### Dataset rows
_ _ _ _ _ _ _

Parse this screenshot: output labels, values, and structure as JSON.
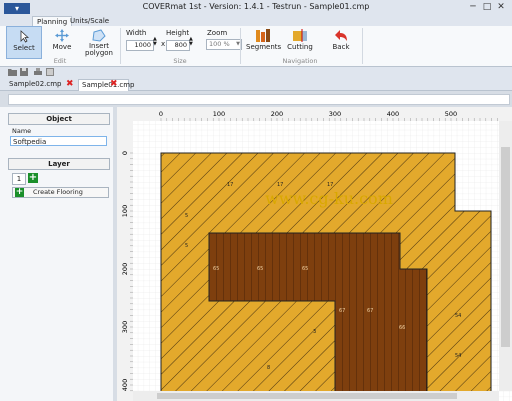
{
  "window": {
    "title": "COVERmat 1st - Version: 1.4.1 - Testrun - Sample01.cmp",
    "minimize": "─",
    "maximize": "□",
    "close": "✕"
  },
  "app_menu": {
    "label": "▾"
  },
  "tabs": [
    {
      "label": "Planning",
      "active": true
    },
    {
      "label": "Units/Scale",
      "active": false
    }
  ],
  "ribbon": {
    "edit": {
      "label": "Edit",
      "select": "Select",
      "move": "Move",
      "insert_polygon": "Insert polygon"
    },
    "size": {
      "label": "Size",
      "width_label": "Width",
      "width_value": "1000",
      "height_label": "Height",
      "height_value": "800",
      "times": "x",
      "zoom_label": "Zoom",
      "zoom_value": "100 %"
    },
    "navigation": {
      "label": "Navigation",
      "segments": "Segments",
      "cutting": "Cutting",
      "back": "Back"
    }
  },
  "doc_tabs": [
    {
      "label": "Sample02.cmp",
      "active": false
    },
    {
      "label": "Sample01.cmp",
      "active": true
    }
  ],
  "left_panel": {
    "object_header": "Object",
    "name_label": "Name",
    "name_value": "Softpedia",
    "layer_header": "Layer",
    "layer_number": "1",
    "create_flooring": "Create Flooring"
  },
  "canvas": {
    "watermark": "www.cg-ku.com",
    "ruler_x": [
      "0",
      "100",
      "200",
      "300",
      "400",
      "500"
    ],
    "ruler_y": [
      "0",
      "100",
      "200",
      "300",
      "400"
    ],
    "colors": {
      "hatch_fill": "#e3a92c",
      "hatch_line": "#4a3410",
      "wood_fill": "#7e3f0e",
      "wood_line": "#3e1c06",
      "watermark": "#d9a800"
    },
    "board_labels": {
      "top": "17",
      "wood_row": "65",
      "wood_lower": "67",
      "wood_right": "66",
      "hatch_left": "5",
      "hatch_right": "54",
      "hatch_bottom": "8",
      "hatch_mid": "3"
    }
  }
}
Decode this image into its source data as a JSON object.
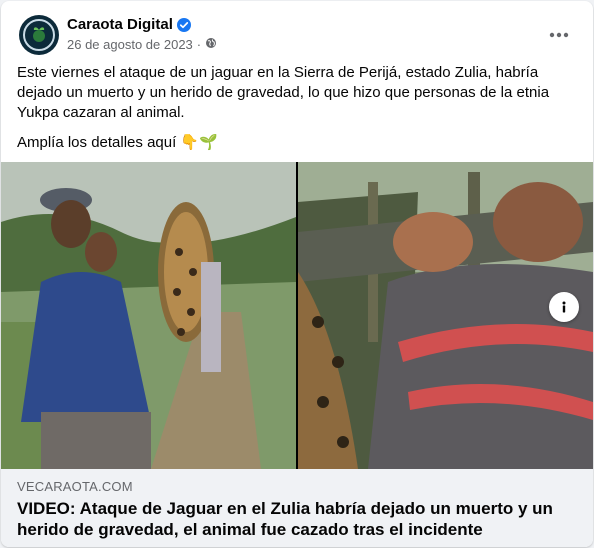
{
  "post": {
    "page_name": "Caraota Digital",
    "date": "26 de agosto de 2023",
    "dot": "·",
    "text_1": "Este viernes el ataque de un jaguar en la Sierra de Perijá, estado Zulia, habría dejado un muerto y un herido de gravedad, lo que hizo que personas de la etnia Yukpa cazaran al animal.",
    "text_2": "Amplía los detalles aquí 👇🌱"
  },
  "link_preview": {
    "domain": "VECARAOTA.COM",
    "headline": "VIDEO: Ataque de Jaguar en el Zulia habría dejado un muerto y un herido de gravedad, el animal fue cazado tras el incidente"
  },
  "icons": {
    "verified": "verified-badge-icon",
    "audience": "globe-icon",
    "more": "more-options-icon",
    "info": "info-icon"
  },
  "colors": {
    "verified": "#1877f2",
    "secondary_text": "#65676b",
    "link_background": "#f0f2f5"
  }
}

_ _ _ _ _ _ _

### Short task
Tell how many lines of the records above hold the string "gravedad". Give no other text.

### Solution for this task
2